> What to do: Render the material again word for word, skipping the pictures in it.

** START Data section **

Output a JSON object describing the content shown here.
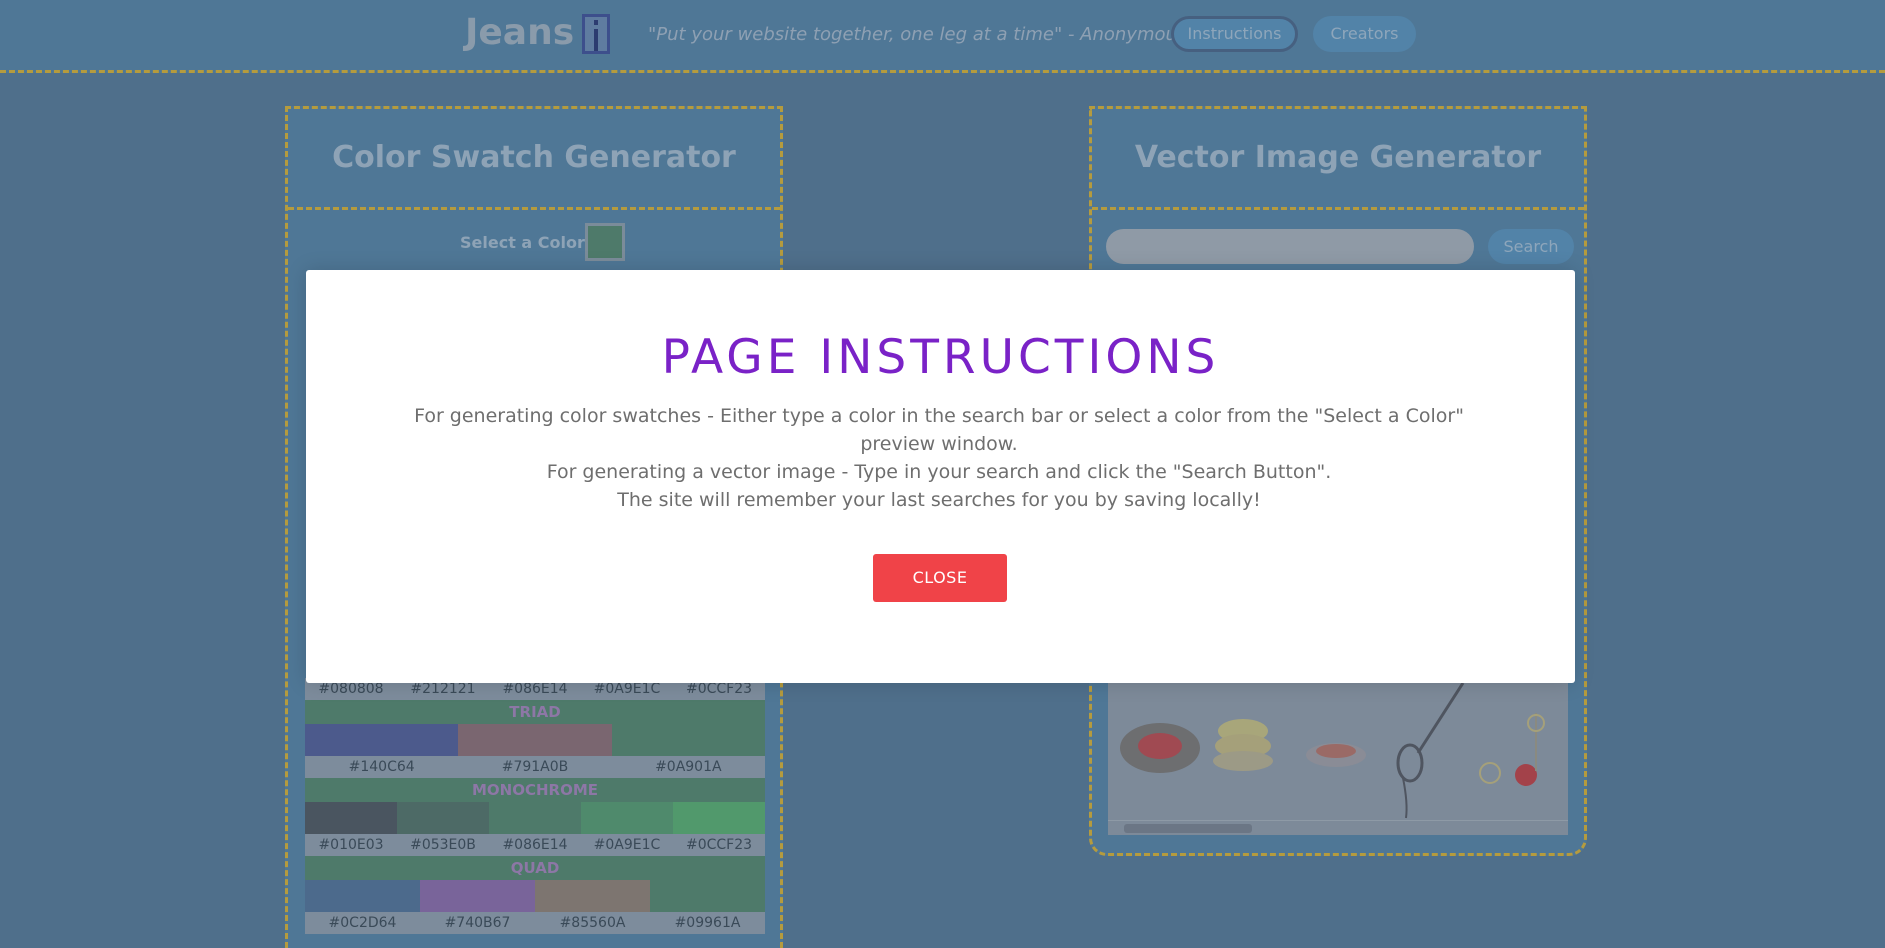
{
  "header": {
    "logo_text": "Jeans",
    "tagline": "\"Put your website together, one leg at a time\" - Anonymous",
    "nav": {
      "instructions": "Instructions",
      "creators": "Creators"
    }
  },
  "color_panel": {
    "title": "Color Swatch Generator",
    "select_label": "Select a Color:",
    "selected_color": "#4e7a6a",
    "groups": [
      {
        "name": "",
        "swatches": [
          {
            "hex": "#080808",
            "color": "#4a5560"
          },
          {
            "hex": "#212121",
            "color": "#4d5c66"
          },
          {
            "hex": "#086E14",
            "color": "#4e7a6a"
          },
          {
            "hex": "#0A9E1C",
            "color": "#4f8a6c"
          },
          {
            "hex": "#0CCF23",
            "color": "#51996c"
          }
        ]
      },
      {
        "name": "TRIAD",
        "swatches": [
          {
            "hex": "#140C64",
            "color": "#4c5a8c"
          },
          {
            "hex": "#791A0B",
            "color": "#7a6670"
          },
          {
            "hex": "#0A901A",
            "color": "#4e7a6a"
          }
        ]
      },
      {
        "name": "MONOCHROME",
        "swatches": [
          {
            "hex": "#010E03",
            "color": "#4a5560"
          },
          {
            "hex": "#053E0B",
            "color": "#4d6a66"
          },
          {
            "hex": "#086E14",
            "color": "#4e7a6a"
          },
          {
            "hex": "#0A9E1C",
            "color": "#4f8a6c"
          },
          {
            "hex": "#0CCF23",
            "color": "#51996c"
          }
        ]
      },
      {
        "name": "QUAD",
        "swatches": [
          {
            "hex": "#0C2D64",
            "color": "#4c6a8c"
          },
          {
            "hex": "#740B67",
            "color": "#79649a"
          },
          {
            "hex": "#85560A",
            "color": "#7d7570"
          },
          {
            "hex": "#09961A",
            "color": "#4e7a6a"
          }
        ]
      }
    ]
  },
  "vector_panel": {
    "title": "Vector Image Generator",
    "search_placeholder": "",
    "search_button": "Search"
  },
  "modal": {
    "title": "PAGE INSTRUCTIONS",
    "line1": "For generating color swatches - Either type a color in the search bar or select a color from the \"Select a Color\" preview window.",
    "line2": "For generating a vector image - Type in your search and click the \"Search Button\".",
    "line3": "The site will remember your last searches for you by saving locally!",
    "close_label": "CLOSE"
  }
}
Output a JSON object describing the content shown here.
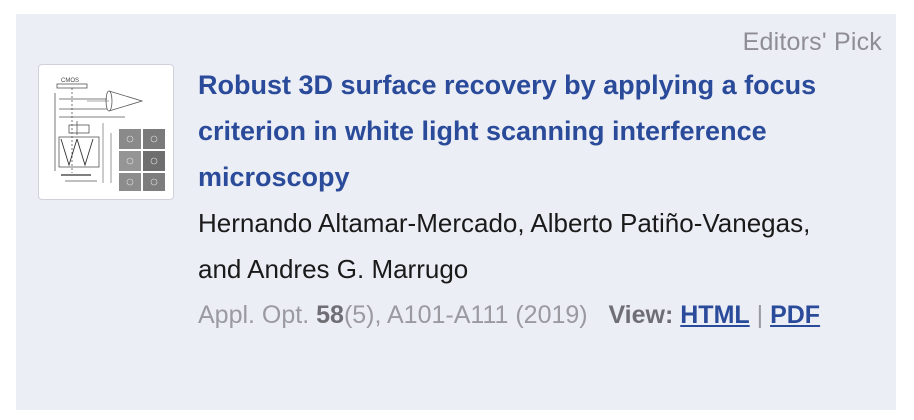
{
  "badge": "Editors' Pick",
  "article": {
    "title": "Robust 3D surface recovery by applying a focus criterion in white light scanning interference microscopy",
    "authors": "Hernando Altamar-Mercado, Alberto Patiño-Vanegas, and Andres G. Marrugo",
    "journal": "Appl. Opt.",
    "volume": "58",
    "issue": "(5), A101-A111 (2019)",
    "view_label": "View:",
    "html_label": "HTML",
    "separator": "|",
    "pdf_label": "PDF"
  },
  "thumbnail": {
    "icon": "figure-thumbnail",
    "top_label": "CMOS"
  }
}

** END Data section **

> Task output:
Output a JSON object describing the content shown here.
{
  "header": {
    "logo_text": "Jeans",
    "tagline": "\"Put your website together, one leg at a time\" - Anonymous",
    "nav": {
      "instructions": "Instructions",
      "creators": "Creators"
    }
  },
  "color_panel": {
    "title": "Color Swatch Generator",
    "select_label": "Select a Color:",
    "selected_color": "#4e7a6a",
    "groups": [
      {
        "name": "",
        "swatches": [
          {
            "hex": "#080808",
            "color": "#4a5560"
          },
          {
            "hex": "#212121",
            "color": "#4d5c66"
          },
          {
            "hex": "#086E14",
            "color": "#4e7a6a"
          },
          {
            "hex": "#0A9E1C",
            "color": "#4f8a6c"
          },
          {
            "hex": "#0CCF23",
            "color": "#51996c"
          }
        ]
      },
      {
        "name": "TRIAD",
        "swatches": [
          {
            "hex": "#140C64",
            "color": "#4c5a8c"
          },
          {
            "hex": "#791A0B",
            "color": "#7a6670"
          },
          {
            "hex": "#0A901A",
            "color": "#4e7a6a"
          }
        ]
      },
      {
        "name": "MONOCHROME",
        "swatches": [
          {
            "hex": "#010E03",
            "color": "#4a5560"
          },
          {
            "hex": "#053E0B",
            "color": "#4d6a66"
          },
          {
            "hex": "#086E14",
            "color": "#4e7a6a"
          },
          {
            "hex": "#0A9E1C",
            "color": "#4f8a6c"
          },
          {
            "hex": "#0CCF23",
            "color": "#51996c"
          }
        ]
      },
      {
        "name": "QUAD",
        "swatches": [
          {
            "hex": "#0C2D64",
            "color": "#4c6a8c"
          },
          {
            "hex": "#740B67",
            "color": "#79649a"
          },
          {
            "hex": "#85560A",
            "color": "#7d7570"
          },
          {
            "hex": "#09961A",
            "color": "#4e7a6a"
          }
        ]
      }
    ]
  },
  "vector_panel": {
    "title": "Vector Image Generator",
    "search_placeholder": "",
    "search_button": "Search"
  },
  "modal": {
    "title": "PAGE INSTRUCTIONS",
    "line1": "For generating color swatches - Either type a color in the search bar or select a color from the \"Select a Color\" preview window.",
    "line2": "For generating a vector image - Type in your search and click the \"Search Button\".",
    "line3": "The site will remember your last searches for you by saving locally!",
    "close_label": "CLOSE"
  }
}
Output a JSON object describing the content shown here.
{
  "badge": "Editors' Pick",
  "article": {
    "title": "Robust 3D surface recovery by applying a focus criterion in white light scanning interference microscopy",
    "authors": "Hernando Altamar-Mercado, Alberto Patiño-Vanegas, and Andres G. Marrugo",
    "journal": "Appl. Opt.",
    "volume": "58",
    "issue": "(5), A101-A111 (2019)",
    "view_label": "View:",
    "html_label": "HTML",
    "separator": "|",
    "pdf_label": "PDF"
  },
  "thumbnail": {
    "icon": "figure-thumbnail",
    "top_label": "CMOS"
  }
}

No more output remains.